### EXERCISE INSTRUCTIONS:
Make an exact copy of the entries below with the pictures removed.

### EXERCISE INPUT:
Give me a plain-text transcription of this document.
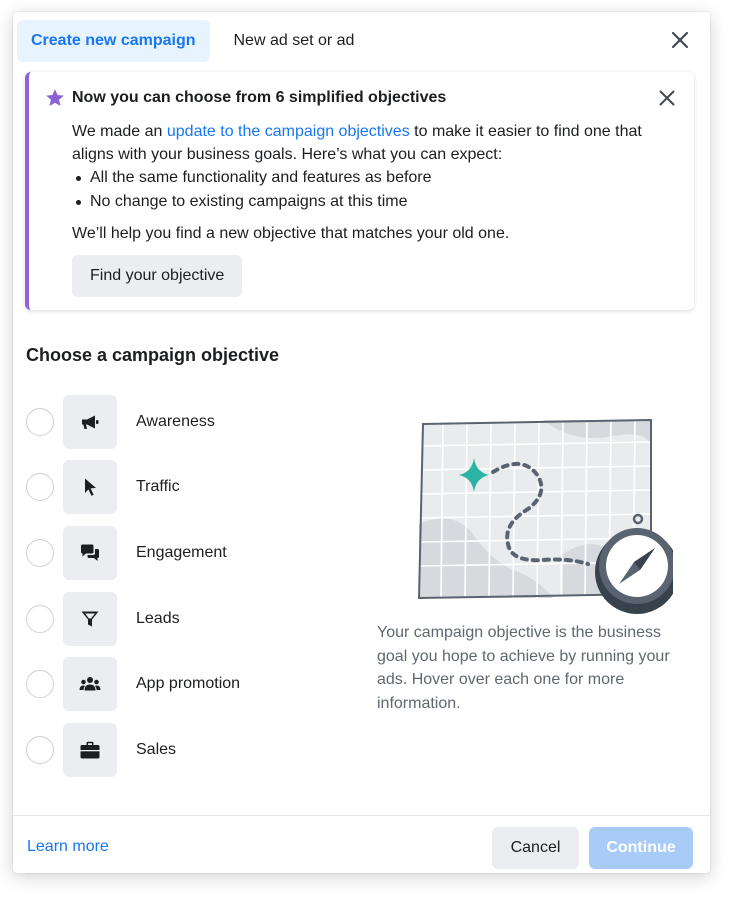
Create new campaign	New ad set or ad
Now you can choose from 6 simplified objectives
We made an update to the campaign objectives to make it easier to find one that aligns with your business goals. Here’s what you can expect:
All the same functionality and features as before
No change to existing campaigns at this time
We’ll help you find a new objective that matches your old one.
Find your objective
Choose a campaign objective
Awareness
Traffic
Engagement
Leads
App promotion
Sales
Your campaign objective is the business goal you hope to achieve by running your ads. Hover over each one for more information.
Learn more	Cancel	Continue
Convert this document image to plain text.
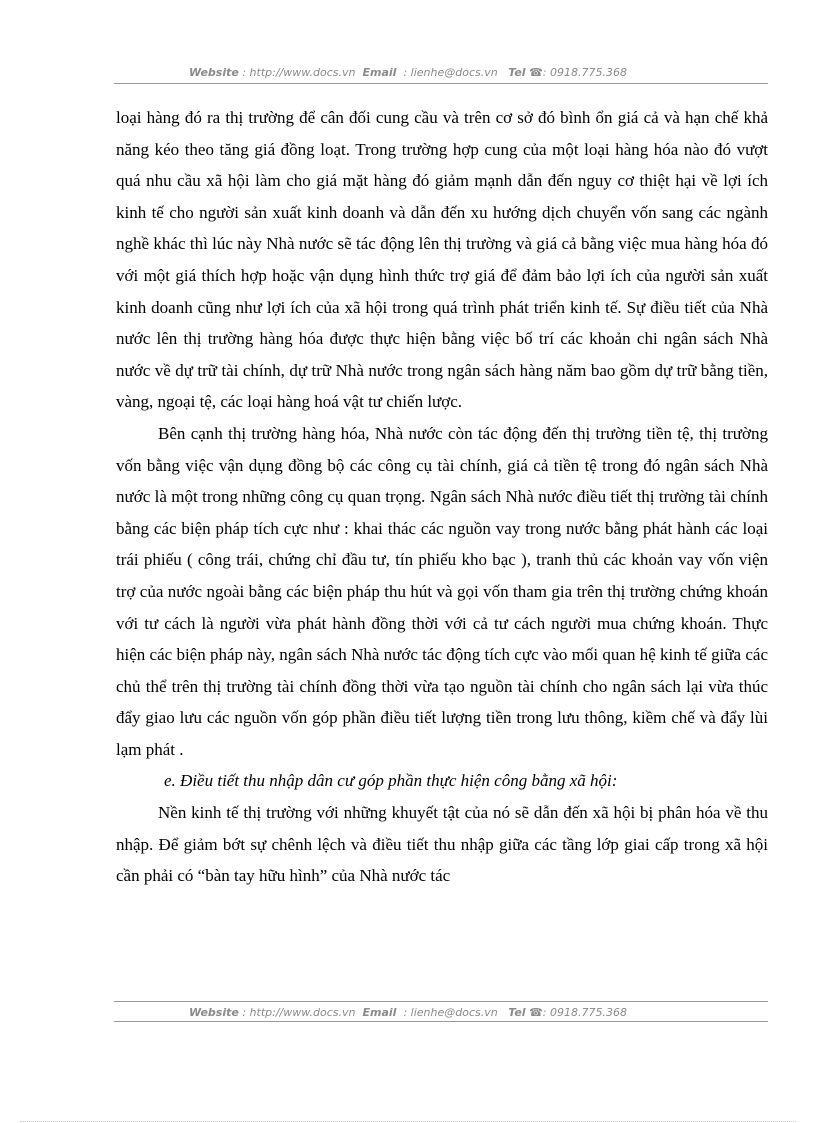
Website : http://www.docs.vn Email : lienhe@docs.vn Tel ☎: 0918.775.368

loại hàng đó ra thị trường để cân đối cung cầu và trên cơ sở đó bình ổn giá cả và hạn chế khả năng kéo theo tăng giá đồng loạt. Trong trường hợp cung của một loại hàng hóa nào đó vượt quá nhu cầu xã hội làm cho giá mặt hàng đó giảm mạnh dẫn đến nguy cơ thiệt hại về lợi ích kinh tế cho người sản xuất kinh doanh và dẫn đến xu hướng dịch chuyển vốn sang các ngành nghề khác thì lúc này Nhà nước sẽ tác động lên thị trường và giá cả bằng việc mua hàng hóa đó với một giá thích hợp hoặc vận dụng hình thức trợ giá để đảm bảo lợi ích của người sản xuất kinh doanh cũng như lợi ích của xã hội trong quá trình phát triển kinh tế. Sự điều tiết của Nhà nước lên thị trường hàng hóa được thực hiện bằng việc bố trí các khoản chi ngân sách Nhà nước về dự trữ tài chính, dự trữ Nhà nước trong ngân sách hàng năm bao gồm dự trữ bằng tiền, vàng, ngoại tệ, các loại hàng hoá vật tư chiến lược.

Bên cạnh thị trường hàng hóa, Nhà nước còn tác động đến thị trường tiền tệ, thị trường vốn bằng việc vận dụng đồng bộ các công cụ tài chính, giá cả tiền tệ trong đó ngân sách Nhà nước là một trong những công cụ quan trọng. Ngân sách Nhà nước điều tiết thị trường tài chính bằng các biện pháp tích cực như : khai thác các nguồn vay trong nước bằng phát hành các loại trái phiếu ( công trái, chứng chỉ đầu tư, tín phiếu kho bạc ), tranh thủ các khoản vay vốn viện trợ của nước ngoài bằng các biện pháp thu hút và gọi vốn tham gia trên thị trường chứng khoán với tư cách là người vừa phát hành đồng thời với cả tư cách người mua chứng khoán. Thực hiện các biện pháp này, ngân sách Nhà nước tác động tích cực vào mối quan hệ kinh tế giữa các chủ thể trên thị trường tài chính đồng thời vừa tạo nguồn tài chính cho ngân sách lại vừa thúc đẩy giao lưu các nguồn vốn góp phần điều tiết lượng tiền trong lưu thông, kiềm chế và đẩy lùi lạm phát .

e. Điều tiết thu nhập dân cư góp phần thực hiện công bằng xã hội:

Nền kinh tế thị trường với những khuyết tật của nó sẽ dẫn đến xã hội bị phân hóa về thu nhập. Để giảm bớt sự chênh lệch và điều tiết thu nhập giữa các tầng lớp giai cấp trong xã hội cần phải có “bàn tay hữu hình” của Nhà nước tác

Website : http://www.docs.vn Email : lienhe@docs.vn Tel ☎: 0918.775.368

### EXERCISE RESPONSE:
Give me a plain-text transcription of this document.
Create new campaign	New ad set or ad
Now you can choose from 6 simplified objectives
We made an update to the campaign objectives to make it easier to find one that aligns with your business goals. Here’s what you can expect:
All the same functionality and features as before
No change to existing campaigns at this time
We’ll help you find a new objective that matches your old one.
Find your objective
Choose a campaign objective
Awareness
Traffic
Engagement
Leads
App promotion
Sales
Your campaign objective is the business goal you hope to achieve by running your ads. Hover over each one for more information.
Learn more	Cancel	Continue
Convert this document image to plain text.
Website : http://www.docs.vn Email : lienhe@docs.vn Tel ☎: 0918.775.368

loại hàng đó ra thị trường để cân đối cung cầu và trên cơ sở đó bình ổn giá cả và hạn chế khả năng kéo theo tăng giá đồng loạt. Trong trường hợp cung của một loại hàng hóa nào đó vượt quá nhu cầu xã hội làm cho giá mặt hàng đó giảm mạnh dẫn đến nguy cơ thiệt hại về lợi ích kinh tế cho người sản xuất kinh doanh và dẫn đến xu hướng dịch chuyển vốn sang các ngành nghề khác thì lúc này Nhà nước sẽ tác động lên thị trường và giá cả bằng việc mua hàng hóa đó với một giá thích hợp hoặc vận dụng hình thức trợ giá để đảm bảo lợi ích của người sản xuất kinh doanh cũng như lợi ích của xã hội trong quá trình phát triển kinh tế. Sự điều tiết của Nhà nước lên thị trường hàng hóa được thực hiện bằng việc bố trí các khoản chi ngân sách Nhà nước về dự trữ tài chính, dự trữ Nhà nước trong ngân sách hàng năm bao gồm dự trữ bằng tiền, vàng, ngoại tệ, các loại hàng hoá vật tư chiến lược.

Bên cạnh thị trường hàng hóa, Nhà nước còn tác động đến thị trường tiền tệ, thị trường vốn bằng việc vận dụng đồng bộ các công cụ tài chính, giá cả tiền tệ trong đó ngân sách Nhà nước là một trong những công cụ quan trọng. Ngân sách Nhà nước điều tiết thị trường tài chính bằng các biện pháp tích cực như : khai thác các nguồn vay trong nước bằng phát hành các loại trái phiếu ( công trái, chứng chỉ đầu tư, tín phiếu kho bạc ), tranh thủ các khoản vay vốn viện trợ của nước ngoài bằng các biện pháp thu hút và gọi vốn tham gia trên thị trường chứng khoán với tư cách là người vừa phát hành đồng thời với cả tư cách người mua chứng khoán. Thực hiện các biện pháp này, ngân sách Nhà nước tác động tích cực vào mối quan hệ kinh tế giữa các chủ thể trên thị trường tài chính đồng thời vừa tạo nguồn tài chính cho ngân sách lại vừa thúc đẩy giao lưu các nguồn vốn góp phần điều tiết lượng tiền trong lưu thông, kiềm chế và đẩy lùi lạm phát .

e. Điều tiết thu nhập dân cư góp phần thực hiện công bằng xã hội:

Nền kinh tế thị trường với những khuyết tật của nó sẽ dẫn đến xã hội bị phân hóa về thu nhập. Để giảm bớt sự chênh lệch và điều tiết thu nhập giữa các tầng lớp giai cấp trong xã hội cần phải có “bàn tay hữu hình” của Nhà nước tác

Website : http://www.docs.vn Email : lienhe@docs.vn Tel ☎: 0918.775.368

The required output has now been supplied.